== WHAT THE EXERCISE ASKS ==
Return, word for word, every line that follows.

== THE RECORDS ==
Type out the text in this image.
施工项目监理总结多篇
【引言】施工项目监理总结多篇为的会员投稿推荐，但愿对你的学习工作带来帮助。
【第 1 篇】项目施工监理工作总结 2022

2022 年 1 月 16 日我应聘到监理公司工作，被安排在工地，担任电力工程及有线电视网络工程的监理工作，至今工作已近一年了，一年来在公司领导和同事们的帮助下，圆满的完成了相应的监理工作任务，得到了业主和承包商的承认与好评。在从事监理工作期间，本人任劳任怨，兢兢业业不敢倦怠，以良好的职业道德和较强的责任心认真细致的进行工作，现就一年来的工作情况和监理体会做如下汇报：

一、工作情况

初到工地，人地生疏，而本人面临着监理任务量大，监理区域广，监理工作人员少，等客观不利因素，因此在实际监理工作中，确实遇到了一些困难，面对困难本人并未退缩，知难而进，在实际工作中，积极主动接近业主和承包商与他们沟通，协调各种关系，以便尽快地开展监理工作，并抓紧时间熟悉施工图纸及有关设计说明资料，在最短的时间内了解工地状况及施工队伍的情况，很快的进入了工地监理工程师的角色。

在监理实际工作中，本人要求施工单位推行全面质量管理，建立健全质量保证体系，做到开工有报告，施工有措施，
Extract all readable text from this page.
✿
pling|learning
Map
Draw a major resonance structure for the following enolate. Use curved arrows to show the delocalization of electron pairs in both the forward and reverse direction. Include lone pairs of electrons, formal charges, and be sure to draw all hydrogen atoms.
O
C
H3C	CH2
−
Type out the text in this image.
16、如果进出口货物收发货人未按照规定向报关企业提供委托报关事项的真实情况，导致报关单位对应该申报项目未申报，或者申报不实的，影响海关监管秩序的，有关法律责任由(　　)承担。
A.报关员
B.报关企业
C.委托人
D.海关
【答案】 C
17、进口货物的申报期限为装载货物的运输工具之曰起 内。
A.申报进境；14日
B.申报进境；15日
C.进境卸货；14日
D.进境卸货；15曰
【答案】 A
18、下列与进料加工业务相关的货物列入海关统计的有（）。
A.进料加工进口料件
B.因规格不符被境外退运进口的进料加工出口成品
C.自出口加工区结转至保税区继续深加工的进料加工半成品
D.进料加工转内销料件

== SOLUTION TO THIS PROBLEM ==
Type out the text in this image.
施工项目监理总结多篇
【引言】施工项目监理总结多篇为的会员投稿推荐，但愿对你的学习工作带来帮助。
【第 1 篇】项目施工监理工作总结 2022

2022 年 1 月 16 日我应聘到监理公司工作，被安排在工地，担任电力工程及有线电视网络工程的监理工作，至今工作已近一年了，一年来在公司领导和同事们的帮助下，圆满的完成了相应的监理工作任务，得到了业主和承包商的承认与好评。在从事监理工作期间，本人任劳任怨，兢兢业业不敢倦怠，以良好的职业道德和较强的责任心认真细致的进行工作，现就一年来的工作情况和监理体会做如下汇报：

一、工作情况

初到工地，人地生疏，而本人面临着监理任务量大，监理区域广，监理工作人员少，等客观不利因素，因此在实际监理工作中，确实遇到了一些困难，面对困难本人并未退缩，知难而进，在实际工作中，积极主动接近业主和承包商与他们沟通，协调各种关系，以便尽快地开展监理工作，并抓紧时间熟悉施工图纸及有关设计说明资料，在最短的时间内了解工地状况及施工队伍的情况，很快的进入了工地监理工程师的角色。

在监理实际工作中，本人要求施工单位推行全面质量管理，建立健全质量保证体系，做到开工有报告，施工有措施，
Extract all readable text from this page.
✿
pling|learning
Map
Draw a major resonance structure for the following enolate. Use curved arrows to show the delocalization of electron pairs in both the forward and reverse direction. Include lone pairs of electrons, formal charges, and be sure to draw all hydrogen atoms.
O
C
H3C	CH2
−
Type out the text in this image.
16、如果进出口货物收发货人未按照规定向报关企业提供委托报关事项的真实情况，导致报关单位对应该申报项目未申报，或者申报不实的，影响海关监管秩序的，有关法律责任由(　　)承担。
A.报关员
B.报关企业
C.委托人
D.海关
【答案】 C
17、进口货物的申报期限为装载货物的运输工具之曰起 内。
A.申报进境；14日
B.申报进境；15日
C.进境卸货；14日
D.进境卸货；15曰
【答案】 A
18、下列与进料加工业务相关的货物列入海关统计的有（）。
A.进料加工进口料件
B.因规格不符被境外退运进口的进料加工出口成品
C.自出口加工区结转至保税区继续深加工的进料加工半成品
D.进料加工转内销料件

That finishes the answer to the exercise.